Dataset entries
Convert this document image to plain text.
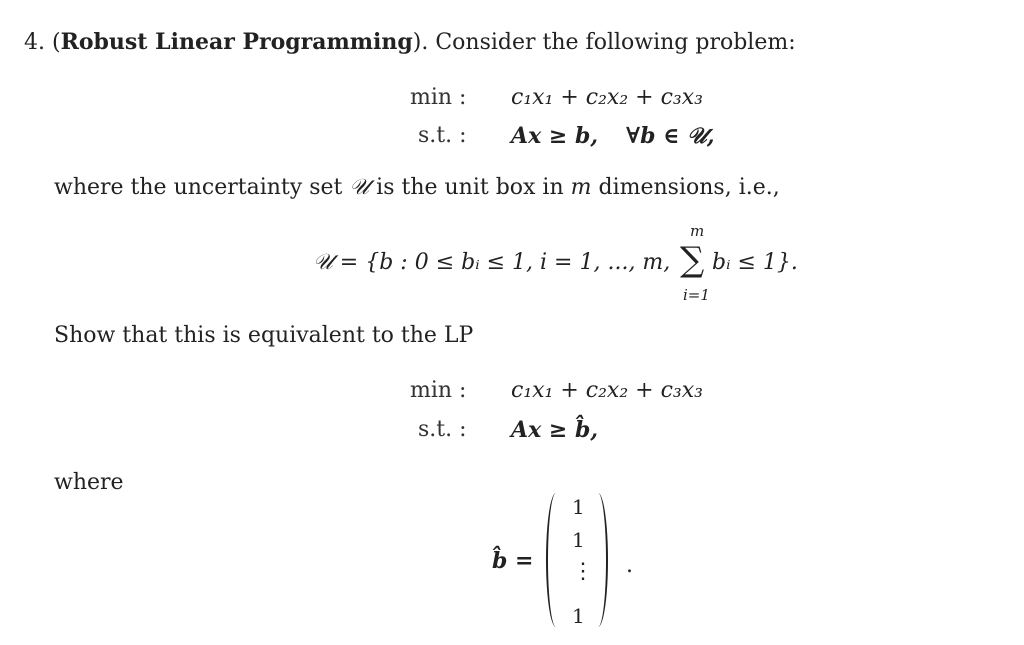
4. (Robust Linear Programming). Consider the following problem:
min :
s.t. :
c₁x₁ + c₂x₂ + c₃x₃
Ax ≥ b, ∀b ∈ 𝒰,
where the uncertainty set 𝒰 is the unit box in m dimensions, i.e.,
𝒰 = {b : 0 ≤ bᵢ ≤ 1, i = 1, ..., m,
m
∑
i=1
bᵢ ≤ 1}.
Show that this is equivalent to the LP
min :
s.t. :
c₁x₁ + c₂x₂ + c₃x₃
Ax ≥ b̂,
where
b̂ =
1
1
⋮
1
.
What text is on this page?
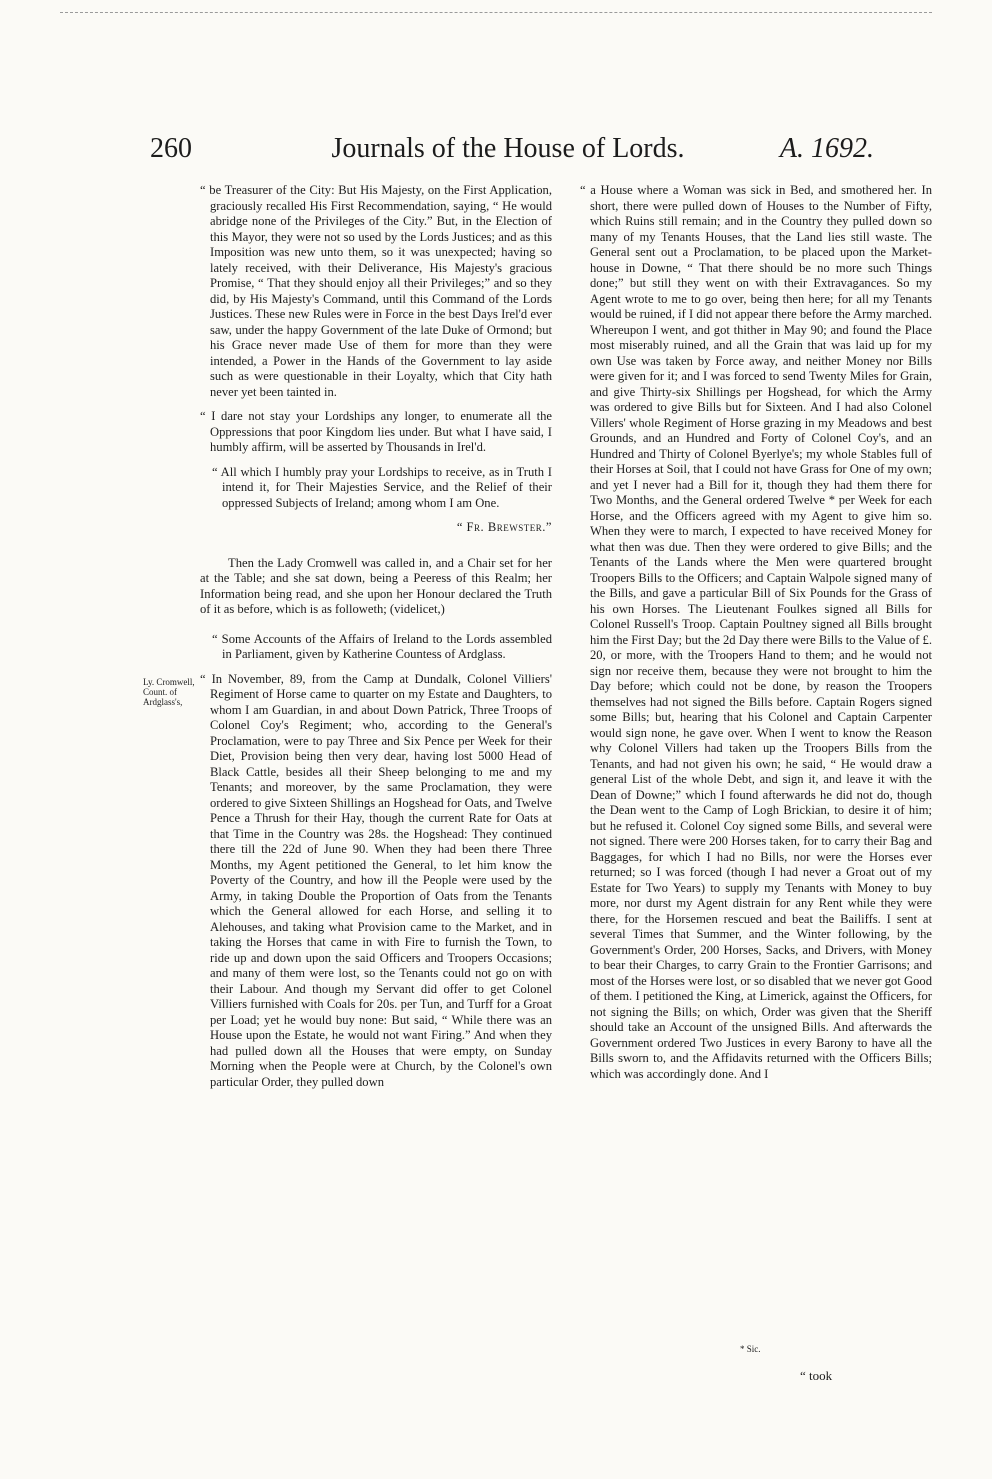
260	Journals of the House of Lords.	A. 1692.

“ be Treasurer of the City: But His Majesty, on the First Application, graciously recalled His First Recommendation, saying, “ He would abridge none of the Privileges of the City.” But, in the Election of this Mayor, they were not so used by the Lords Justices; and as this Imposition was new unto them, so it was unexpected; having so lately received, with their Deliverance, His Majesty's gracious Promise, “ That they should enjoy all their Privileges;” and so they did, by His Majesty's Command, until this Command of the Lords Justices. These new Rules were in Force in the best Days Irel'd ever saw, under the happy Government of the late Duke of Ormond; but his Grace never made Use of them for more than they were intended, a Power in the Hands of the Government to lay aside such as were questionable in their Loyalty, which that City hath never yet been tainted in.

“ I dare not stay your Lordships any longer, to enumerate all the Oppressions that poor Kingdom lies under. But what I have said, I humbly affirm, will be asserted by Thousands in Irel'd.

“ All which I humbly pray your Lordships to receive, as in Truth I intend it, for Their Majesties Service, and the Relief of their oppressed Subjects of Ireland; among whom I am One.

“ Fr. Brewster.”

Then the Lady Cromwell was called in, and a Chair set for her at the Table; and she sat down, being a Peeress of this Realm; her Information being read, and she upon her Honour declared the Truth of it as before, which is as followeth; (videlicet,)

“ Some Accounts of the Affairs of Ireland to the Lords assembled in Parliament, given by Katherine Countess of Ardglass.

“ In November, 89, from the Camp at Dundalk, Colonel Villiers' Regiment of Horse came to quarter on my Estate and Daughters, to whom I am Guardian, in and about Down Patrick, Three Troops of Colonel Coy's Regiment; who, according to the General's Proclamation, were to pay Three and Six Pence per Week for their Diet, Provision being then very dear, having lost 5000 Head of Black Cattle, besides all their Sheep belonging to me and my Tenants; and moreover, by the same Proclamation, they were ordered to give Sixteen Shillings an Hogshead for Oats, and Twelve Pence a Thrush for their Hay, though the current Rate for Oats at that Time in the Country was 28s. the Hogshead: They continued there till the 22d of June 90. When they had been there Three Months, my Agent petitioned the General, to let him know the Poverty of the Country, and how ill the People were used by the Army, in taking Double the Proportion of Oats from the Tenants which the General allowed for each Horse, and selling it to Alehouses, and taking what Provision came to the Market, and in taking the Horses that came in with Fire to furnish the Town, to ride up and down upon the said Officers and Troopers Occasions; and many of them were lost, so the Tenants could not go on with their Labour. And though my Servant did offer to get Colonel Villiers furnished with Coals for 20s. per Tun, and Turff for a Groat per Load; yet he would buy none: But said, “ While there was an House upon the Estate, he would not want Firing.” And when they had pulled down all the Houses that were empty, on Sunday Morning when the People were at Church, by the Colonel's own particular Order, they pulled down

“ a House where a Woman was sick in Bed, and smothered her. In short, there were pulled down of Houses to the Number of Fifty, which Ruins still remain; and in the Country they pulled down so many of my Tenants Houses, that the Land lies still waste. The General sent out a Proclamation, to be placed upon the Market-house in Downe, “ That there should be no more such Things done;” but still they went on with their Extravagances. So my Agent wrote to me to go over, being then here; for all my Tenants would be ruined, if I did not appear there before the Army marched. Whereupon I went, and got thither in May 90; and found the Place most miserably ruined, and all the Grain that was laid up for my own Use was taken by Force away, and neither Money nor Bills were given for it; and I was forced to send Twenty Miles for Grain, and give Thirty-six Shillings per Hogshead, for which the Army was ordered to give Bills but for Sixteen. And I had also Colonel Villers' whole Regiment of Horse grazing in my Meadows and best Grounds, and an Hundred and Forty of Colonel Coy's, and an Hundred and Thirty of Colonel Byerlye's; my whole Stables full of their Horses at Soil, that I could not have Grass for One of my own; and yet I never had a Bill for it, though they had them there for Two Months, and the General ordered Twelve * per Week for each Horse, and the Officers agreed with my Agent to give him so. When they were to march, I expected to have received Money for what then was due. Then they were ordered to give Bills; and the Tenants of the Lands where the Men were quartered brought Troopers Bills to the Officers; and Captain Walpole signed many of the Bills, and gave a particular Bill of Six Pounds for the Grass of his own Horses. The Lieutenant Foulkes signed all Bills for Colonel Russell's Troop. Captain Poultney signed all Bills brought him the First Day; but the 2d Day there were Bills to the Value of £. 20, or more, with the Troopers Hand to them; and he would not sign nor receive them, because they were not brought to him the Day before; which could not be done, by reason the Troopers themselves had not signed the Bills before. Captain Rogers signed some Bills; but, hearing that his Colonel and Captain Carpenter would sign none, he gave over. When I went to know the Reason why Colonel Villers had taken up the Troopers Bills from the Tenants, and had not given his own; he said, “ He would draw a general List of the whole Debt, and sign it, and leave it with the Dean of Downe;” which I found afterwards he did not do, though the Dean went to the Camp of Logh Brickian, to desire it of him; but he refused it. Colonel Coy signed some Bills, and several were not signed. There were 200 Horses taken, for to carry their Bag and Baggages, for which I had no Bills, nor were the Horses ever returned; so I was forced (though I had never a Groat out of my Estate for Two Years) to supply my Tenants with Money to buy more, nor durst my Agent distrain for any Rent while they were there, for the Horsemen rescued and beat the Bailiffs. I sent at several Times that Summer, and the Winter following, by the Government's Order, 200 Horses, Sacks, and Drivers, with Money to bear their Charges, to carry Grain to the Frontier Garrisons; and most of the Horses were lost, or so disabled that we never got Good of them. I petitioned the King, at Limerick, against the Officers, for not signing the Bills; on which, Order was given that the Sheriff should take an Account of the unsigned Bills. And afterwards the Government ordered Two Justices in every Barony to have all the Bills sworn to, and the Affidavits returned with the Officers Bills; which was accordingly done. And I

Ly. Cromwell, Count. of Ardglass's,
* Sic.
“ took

§ **Requirement**: Your task is to repeat the material above exactly, without its pictures.

§ **Result of the exercise**:
Convert this document image to plain text.
4. (Robust Linear Programming). Consider the following problem:
min :
s.t. :
c₁x₁ + c₂x₂ + c₃x₃
Ax ≥ b, ∀b ∈ 𝒰,
where the uncertainty set 𝒰 is the unit box in m dimensions, i.e.,
𝒰 = {b : 0 ≤ bᵢ ≤ 1, i = 1, ..., m,
m
∑
i=1
bᵢ ≤ 1}.
Show that this is equivalent to the LP
min :
s.t. :
c₁x₁ + c₂x₂ + c₃x₃
Ax ≥ b̂,
where
b̂ =
1
1
⋮
1
.
What text is on this page?
260	Journals of the House of Lords.	A. 1692.

“ be Treasurer of the City: But His Majesty, on the First Application, graciously recalled His First Recommendation, saying, “ He would abridge none of the Privileges of the City.” But, in the Election of this Mayor, they were not so used by the Lords Justices; and as this Imposition was new unto them, so it was unexpected; having so lately received, with their Deliverance, His Majesty's gracious Promise, “ That they should enjoy all their Privileges;” and so they did, by His Majesty's Command, until this Command of the Lords Justices. These new Rules were in Force in the best Days Irel'd ever saw, under the happy Government of the late Duke of Ormond; but his Grace never made Use of them for more than they were intended, a Power in the Hands of the Government to lay aside such as were questionable in their Loyalty, which that City hath never yet been tainted in.

“ I dare not stay your Lordships any longer, to enumerate all the Oppressions that poor Kingdom lies under. But what I have said, I humbly affirm, will be asserted by Thousands in Irel'd.

“ All which I humbly pray your Lordships to receive, as in Truth I intend it, for Their Majesties Service, and the Relief of their oppressed Subjects of Ireland; among whom I am One.

“ Fr. Brewster.”

Then the Lady Cromwell was called in, and a Chair set for her at the Table; and she sat down, being a Peeress of this Realm; her Information being read, and she upon her Honour declared the Truth of it as before, which is as followeth; (videlicet,)

“ Some Accounts of the Affairs of Ireland to the Lords assembled in Parliament, given by Katherine Countess of Ardglass.

“ In November, 89, from the Camp at Dundalk, Colonel Villiers' Regiment of Horse came to quarter on my Estate and Daughters, to whom I am Guardian, in and about Down Patrick, Three Troops of Colonel Coy's Regiment; who, according to the General's Proclamation, were to pay Three and Six Pence per Week for their Diet, Provision being then very dear, having lost 5000 Head of Black Cattle, besides all their Sheep belonging to me and my Tenants; and moreover, by the same Proclamation, they were ordered to give Sixteen Shillings an Hogshead for Oats, and Twelve Pence a Thrush for their Hay, though the current Rate for Oats at that Time in the Country was 28s. the Hogshead: They continued there till the 22d of June 90. When they had been there Three Months, my Agent petitioned the General, to let him know the Poverty of the Country, and how ill the People were used by the Army, in taking Double the Proportion of Oats from the Tenants which the General allowed for each Horse, and selling it to Alehouses, and taking what Provision came to the Market, and in taking the Horses that came in with Fire to furnish the Town, to ride up and down upon the said Officers and Troopers Occasions; and many of them were lost, so the Tenants could not go on with their Labour. And though my Servant did offer to get Colonel Villiers furnished with Coals for 20s. per Tun, and Turff for a Groat per Load; yet he would buy none: But said, “ While there was an House upon the Estate, he would not want Firing.” And when they had pulled down all the Houses that were empty, on Sunday Morning when the People were at Church, by the Colonel's own particular Order, they pulled down

“ a House where a Woman was sick in Bed, and smothered her. In short, there were pulled down of Houses to the Number of Fifty, which Ruins still remain; and in the Country they pulled down so many of my Tenants Houses, that the Land lies still waste. The General sent out a Proclamation, to be placed upon the Market-house in Downe, “ That there should be no more such Things done;” but still they went on with their Extravagances. So my Agent wrote to me to go over, being then here; for all my Tenants would be ruined, if I did not appear there before the Army marched. Whereupon I went, and got thither in May 90; and found the Place most miserably ruined, and all the Grain that was laid up for my own Use was taken by Force away, and neither Money nor Bills were given for it; and I was forced to send Twenty Miles for Grain, and give Thirty-six Shillings per Hogshead, for which the Army was ordered to give Bills but for Sixteen. And I had also Colonel Villers' whole Regiment of Horse grazing in my Meadows and best Grounds, and an Hundred and Forty of Colonel Coy's, and an Hundred and Thirty of Colonel Byerlye's; my whole Stables full of their Horses at Soil, that I could not have Grass for One of my own; and yet I never had a Bill for it, though they had them there for Two Months, and the General ordered Twelve * per Week for each Horse, and the Officers agreed with my Agent to give him so. When they were to march, I expected to have received Money for what then was due. Then they were ordered to give Bills; and the Tenants of the Lands where the Men were quartered brought Troopers Bills to the Officers; and Captain Walpole signed many of the Bills, and gave a particular Bill of Six Pounds for the Grass of his own Horses. The Lieutenant Foulkes signed all Bills for Colonel Russell's Troop. Captain Poultney signed all Bills brought him the First Day; but the 2d Day there were Bills to the Value of £. 20, or more, with the Troopers Hand to them; and he would not sign nor receive them, because they were not brought to him the Day before; which could not be done, by reason the Troopers themselves had not signed the Bills before. Captain Rogers signed some Bills; but, hearing that his Colonel and Captain Carpenter would sign none, he gave over. When I went to know the Reason why Colonel Villers had taken up the Troopers Bills from the Tenants, and had not given his own; he said, “ He would draw a general List of the whole Debt, and sign it, and leave it with the Dean of Downe;” which I found afterwards he did not do, though the Dean went to the Camp of Logh Brickian, to desire it of him; but he refused it. Colonel Coy signed some Bills, and several were not signed. There were 200 Horses taken, for to carry their Bag and Baggages, for which I had no Bills, nor were the Horses ever returned; so I was forced (though I had never a Groat out of my Estate for Two Years) to supply my Tenants with Money to buy more, nor durst my Agent distrain for any Rent while they were there, for the Horsemen rescued and beat the Bailiffs. I sent at several Times that Summer, and the Winter following, by the Government's Order, 200 Horses, Sacks, and Drivers, with Money to bear their Charges, to carry Grain to the Frontier Garrisons; and most of the Horses were lost, or so disabled that we never got Good of them. I petitioned the King, at Limerick, against the Officers, for not signing the Bills; on which, Order was given that the Sheriff should take an Account of the unsigned Bills. And afterwards the Government ordered Two Justices in every Barony to have all the Bills sworn to, and the Affidavits returned with the Officers Bills; which was accordingly done. And I

Ly. Cromwell, Count. of Ardglass's,
* Sic.
“ took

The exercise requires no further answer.